Goal of the exercise: Take every line that has the string "will" and copy it out.
--- Exercise material ---
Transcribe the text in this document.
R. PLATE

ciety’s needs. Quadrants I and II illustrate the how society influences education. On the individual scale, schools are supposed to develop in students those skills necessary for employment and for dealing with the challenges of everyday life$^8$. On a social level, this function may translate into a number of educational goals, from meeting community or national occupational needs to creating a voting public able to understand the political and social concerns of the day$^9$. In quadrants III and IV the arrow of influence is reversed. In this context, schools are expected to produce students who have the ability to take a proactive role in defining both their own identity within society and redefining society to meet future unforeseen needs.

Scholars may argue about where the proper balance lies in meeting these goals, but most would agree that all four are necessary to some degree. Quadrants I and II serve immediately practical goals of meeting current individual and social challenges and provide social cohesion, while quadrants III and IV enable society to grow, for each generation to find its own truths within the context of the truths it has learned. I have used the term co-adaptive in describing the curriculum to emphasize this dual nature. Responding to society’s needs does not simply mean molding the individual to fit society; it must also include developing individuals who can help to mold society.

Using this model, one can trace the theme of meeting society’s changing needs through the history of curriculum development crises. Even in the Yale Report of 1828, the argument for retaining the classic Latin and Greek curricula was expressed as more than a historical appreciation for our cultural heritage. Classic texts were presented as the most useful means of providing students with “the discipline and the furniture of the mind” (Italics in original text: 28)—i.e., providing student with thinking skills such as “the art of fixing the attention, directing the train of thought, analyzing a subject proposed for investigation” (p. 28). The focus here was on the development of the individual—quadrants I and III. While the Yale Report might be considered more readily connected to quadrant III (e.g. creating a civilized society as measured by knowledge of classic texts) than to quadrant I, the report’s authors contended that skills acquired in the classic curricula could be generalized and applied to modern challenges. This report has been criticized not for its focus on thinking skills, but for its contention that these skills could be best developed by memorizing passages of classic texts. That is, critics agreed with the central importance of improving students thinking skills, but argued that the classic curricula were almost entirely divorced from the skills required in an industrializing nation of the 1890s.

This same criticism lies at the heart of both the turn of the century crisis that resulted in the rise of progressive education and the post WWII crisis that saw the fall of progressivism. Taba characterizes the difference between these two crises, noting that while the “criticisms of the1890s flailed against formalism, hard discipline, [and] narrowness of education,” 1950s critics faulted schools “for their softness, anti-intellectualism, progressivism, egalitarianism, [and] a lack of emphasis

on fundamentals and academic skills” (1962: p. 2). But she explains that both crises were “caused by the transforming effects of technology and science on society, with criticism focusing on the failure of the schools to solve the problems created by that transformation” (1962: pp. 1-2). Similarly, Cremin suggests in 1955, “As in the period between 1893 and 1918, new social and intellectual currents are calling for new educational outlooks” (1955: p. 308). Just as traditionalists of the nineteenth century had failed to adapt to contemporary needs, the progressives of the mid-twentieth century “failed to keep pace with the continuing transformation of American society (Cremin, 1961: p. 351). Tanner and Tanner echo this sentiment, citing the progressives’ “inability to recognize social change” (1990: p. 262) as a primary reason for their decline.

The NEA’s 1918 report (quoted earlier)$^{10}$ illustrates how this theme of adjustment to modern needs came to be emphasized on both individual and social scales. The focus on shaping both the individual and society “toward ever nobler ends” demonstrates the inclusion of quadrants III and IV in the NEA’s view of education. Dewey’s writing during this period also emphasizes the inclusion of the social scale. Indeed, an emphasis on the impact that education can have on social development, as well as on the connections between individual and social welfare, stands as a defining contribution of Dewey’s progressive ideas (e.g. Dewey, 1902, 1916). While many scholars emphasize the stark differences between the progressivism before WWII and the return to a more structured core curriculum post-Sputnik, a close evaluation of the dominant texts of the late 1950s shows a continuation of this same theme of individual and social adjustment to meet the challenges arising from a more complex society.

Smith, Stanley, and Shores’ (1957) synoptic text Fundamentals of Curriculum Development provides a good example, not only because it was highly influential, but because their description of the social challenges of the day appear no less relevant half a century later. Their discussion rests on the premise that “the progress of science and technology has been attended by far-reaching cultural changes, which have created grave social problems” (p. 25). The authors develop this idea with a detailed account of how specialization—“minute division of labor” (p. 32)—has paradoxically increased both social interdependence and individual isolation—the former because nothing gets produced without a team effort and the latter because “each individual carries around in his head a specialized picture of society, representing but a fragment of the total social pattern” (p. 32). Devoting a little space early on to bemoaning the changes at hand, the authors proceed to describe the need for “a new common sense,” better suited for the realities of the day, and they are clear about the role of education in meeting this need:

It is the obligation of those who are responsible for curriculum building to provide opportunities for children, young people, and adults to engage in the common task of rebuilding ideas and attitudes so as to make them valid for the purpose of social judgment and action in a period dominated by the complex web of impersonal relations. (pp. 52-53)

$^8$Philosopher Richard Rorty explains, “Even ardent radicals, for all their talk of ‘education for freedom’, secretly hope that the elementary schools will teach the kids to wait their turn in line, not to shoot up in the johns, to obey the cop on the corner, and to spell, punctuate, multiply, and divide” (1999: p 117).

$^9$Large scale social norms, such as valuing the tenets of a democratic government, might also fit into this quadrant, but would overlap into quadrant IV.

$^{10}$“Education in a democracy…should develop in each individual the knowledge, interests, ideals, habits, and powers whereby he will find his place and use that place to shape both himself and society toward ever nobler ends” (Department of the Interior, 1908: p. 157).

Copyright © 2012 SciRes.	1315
---
Reply to the exercise:
$^8$Philosopher Richard Rorty explains, “Even ardent radicals, for all their talk of ‘education for freedom’, secretly hope that the elementary schools will teach the kids to wait their turn in line, not to shoot up in the johns, to obey the cop on the corner, and to spell, punctuate, multiply, and divide” (1999: p 117).
$^{10}$“Education in a democracy…should develop in each individual the knowledge, interests, ideals, habits, and powers whereby he will find his place and use that place to shape both himself and society toward ever nobler ends” (Department of the Interior, 1908: p. 157).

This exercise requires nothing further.